To be done: Below are the records; collect from them each line containing the string "Ions".

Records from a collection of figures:
+---+
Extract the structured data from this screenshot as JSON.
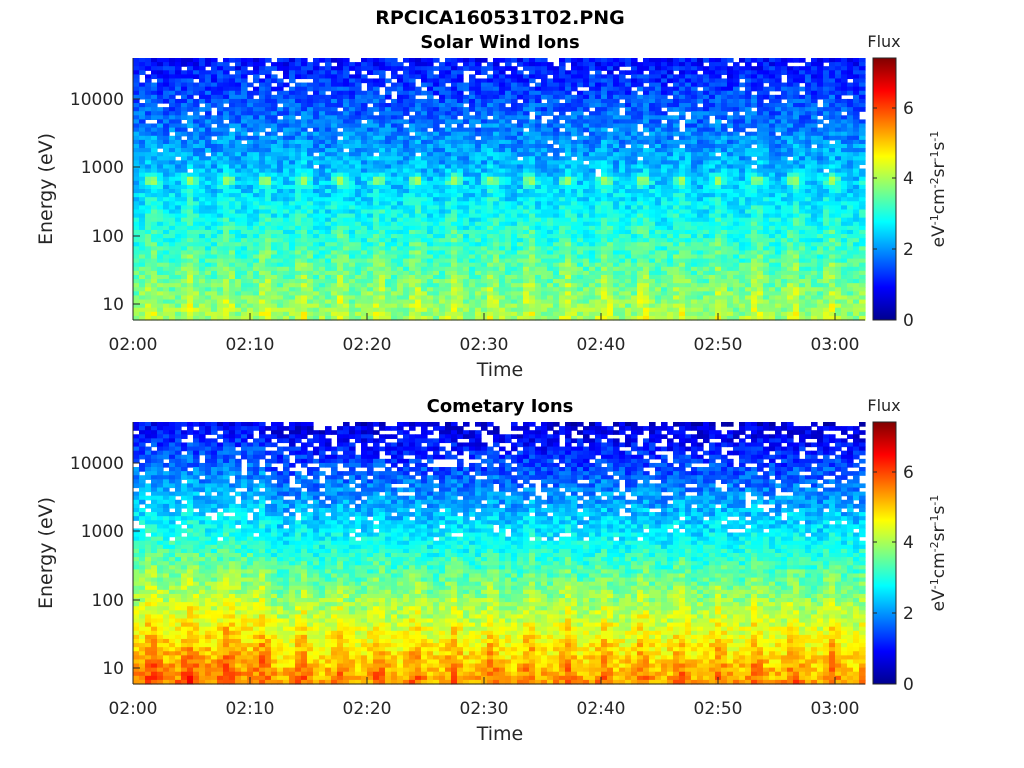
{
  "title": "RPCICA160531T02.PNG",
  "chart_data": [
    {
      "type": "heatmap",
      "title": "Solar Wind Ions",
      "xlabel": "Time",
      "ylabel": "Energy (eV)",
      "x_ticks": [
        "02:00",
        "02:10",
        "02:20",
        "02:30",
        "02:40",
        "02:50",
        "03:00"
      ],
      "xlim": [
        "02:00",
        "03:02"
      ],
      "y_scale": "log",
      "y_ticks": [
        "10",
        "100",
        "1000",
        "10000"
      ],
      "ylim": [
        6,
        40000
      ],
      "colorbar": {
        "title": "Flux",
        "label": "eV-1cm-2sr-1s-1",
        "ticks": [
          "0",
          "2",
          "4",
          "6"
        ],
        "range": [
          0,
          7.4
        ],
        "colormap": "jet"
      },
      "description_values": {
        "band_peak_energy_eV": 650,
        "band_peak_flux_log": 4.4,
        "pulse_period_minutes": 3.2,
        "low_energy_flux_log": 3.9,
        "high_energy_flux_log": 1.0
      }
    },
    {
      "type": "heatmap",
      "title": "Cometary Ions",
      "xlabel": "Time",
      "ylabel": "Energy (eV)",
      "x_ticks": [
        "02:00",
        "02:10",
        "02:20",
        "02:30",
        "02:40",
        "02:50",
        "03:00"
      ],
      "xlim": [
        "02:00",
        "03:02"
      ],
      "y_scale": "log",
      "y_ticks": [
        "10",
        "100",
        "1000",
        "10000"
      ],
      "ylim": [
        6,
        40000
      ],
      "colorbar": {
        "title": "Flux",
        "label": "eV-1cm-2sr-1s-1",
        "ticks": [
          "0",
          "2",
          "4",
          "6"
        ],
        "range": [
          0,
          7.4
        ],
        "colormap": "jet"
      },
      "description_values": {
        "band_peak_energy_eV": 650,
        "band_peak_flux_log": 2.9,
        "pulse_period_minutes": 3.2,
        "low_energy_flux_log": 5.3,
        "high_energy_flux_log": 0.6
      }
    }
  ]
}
+---+
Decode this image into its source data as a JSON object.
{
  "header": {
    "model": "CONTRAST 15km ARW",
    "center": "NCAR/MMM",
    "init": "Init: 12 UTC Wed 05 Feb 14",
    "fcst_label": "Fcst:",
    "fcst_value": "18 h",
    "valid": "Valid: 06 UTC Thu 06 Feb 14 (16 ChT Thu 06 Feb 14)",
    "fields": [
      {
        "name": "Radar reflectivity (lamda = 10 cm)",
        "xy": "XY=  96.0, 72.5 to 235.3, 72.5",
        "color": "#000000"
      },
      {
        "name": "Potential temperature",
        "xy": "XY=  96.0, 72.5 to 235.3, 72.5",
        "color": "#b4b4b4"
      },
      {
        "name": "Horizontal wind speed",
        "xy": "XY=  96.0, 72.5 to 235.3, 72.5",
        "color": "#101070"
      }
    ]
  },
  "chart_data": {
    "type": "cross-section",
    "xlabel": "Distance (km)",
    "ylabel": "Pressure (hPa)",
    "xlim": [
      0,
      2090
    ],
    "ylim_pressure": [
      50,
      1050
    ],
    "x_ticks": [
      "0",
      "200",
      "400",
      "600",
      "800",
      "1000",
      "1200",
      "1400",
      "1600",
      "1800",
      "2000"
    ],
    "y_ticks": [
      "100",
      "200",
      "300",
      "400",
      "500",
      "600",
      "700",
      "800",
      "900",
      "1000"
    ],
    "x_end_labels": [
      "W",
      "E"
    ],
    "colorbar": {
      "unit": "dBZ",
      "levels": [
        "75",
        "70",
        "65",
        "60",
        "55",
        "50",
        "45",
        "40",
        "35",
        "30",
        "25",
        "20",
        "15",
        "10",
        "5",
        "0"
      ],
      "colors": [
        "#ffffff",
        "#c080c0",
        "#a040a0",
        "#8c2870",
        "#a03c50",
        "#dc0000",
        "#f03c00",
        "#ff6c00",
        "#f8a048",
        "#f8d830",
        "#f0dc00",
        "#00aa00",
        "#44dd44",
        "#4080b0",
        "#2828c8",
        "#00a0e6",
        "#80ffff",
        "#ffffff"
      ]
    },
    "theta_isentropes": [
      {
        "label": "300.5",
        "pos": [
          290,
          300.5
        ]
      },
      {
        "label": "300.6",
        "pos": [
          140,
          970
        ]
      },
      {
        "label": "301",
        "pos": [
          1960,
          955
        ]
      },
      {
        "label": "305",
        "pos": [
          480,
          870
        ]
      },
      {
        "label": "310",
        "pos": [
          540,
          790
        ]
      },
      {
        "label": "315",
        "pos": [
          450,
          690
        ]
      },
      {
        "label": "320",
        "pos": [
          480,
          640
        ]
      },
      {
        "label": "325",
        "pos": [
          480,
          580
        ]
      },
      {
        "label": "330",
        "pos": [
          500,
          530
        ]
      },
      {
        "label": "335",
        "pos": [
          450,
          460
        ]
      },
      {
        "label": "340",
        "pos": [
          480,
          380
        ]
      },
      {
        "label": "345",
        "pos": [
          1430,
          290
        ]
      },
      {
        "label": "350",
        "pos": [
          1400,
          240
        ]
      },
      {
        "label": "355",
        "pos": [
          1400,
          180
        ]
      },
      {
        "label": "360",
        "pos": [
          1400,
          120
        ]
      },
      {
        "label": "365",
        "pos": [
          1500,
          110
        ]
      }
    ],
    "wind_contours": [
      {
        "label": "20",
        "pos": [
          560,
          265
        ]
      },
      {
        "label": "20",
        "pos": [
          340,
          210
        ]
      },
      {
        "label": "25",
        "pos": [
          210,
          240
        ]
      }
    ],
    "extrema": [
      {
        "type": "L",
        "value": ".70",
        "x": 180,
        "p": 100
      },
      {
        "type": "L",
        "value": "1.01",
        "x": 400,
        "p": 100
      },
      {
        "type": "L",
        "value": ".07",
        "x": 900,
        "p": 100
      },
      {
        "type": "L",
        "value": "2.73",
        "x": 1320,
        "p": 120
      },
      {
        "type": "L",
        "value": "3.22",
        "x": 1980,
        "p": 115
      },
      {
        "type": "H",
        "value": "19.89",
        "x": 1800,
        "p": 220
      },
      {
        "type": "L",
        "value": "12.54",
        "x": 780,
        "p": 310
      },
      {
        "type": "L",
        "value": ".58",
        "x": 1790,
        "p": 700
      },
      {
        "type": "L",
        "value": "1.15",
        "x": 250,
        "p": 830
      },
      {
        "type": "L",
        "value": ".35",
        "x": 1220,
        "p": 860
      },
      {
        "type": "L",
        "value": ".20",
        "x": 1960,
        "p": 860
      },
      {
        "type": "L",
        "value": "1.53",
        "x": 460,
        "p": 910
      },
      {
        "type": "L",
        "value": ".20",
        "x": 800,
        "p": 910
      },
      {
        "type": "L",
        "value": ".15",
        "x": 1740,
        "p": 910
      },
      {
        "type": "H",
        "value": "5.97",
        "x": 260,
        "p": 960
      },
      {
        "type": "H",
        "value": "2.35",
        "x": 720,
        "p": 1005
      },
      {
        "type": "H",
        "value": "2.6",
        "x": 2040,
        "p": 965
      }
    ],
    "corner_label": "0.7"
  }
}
+---+
Result below:
      "title": "Solar Wind Ions",
      "title": "Cometary Ions",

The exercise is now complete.